# START OF MATERIAL TO PROCESS

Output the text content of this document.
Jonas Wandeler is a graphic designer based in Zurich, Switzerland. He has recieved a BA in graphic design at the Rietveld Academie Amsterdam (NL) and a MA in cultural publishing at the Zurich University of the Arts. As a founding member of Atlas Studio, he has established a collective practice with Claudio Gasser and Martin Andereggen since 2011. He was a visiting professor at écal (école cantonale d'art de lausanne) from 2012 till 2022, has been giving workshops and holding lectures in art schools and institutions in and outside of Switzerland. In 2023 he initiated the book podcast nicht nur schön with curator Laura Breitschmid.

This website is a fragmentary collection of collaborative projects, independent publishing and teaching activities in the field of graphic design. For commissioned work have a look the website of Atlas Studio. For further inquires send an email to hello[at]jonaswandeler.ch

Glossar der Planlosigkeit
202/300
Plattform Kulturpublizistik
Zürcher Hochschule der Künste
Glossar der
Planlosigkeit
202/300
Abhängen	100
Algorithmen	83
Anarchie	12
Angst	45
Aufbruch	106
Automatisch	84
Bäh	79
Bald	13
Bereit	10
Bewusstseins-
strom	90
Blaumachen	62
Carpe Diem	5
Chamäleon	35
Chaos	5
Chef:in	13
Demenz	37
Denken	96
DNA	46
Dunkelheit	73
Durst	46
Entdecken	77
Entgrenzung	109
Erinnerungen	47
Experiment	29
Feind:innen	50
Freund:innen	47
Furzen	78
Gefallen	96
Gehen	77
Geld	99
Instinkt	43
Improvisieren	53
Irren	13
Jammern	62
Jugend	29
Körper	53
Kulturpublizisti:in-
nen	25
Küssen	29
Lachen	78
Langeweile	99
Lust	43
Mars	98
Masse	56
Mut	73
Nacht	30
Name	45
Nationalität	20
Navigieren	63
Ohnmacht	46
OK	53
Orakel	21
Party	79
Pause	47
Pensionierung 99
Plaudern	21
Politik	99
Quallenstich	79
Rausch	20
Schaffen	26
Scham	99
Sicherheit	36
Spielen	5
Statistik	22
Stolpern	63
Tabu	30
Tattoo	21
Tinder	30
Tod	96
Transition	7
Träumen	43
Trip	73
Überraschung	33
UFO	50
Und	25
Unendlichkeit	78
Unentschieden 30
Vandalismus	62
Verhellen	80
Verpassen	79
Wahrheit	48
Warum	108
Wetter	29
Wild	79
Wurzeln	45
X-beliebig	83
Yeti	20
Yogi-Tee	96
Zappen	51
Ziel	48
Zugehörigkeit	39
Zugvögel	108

# END OF MATERIAL TO PROCESS

**PROBLEM TO SOLVE:** From the listing above, pick out every line containing "Planlosigkeit".

**SOLUTION TO THIS PROBLEM:**
Glossar der Planlosigkeit
Planlosigkeit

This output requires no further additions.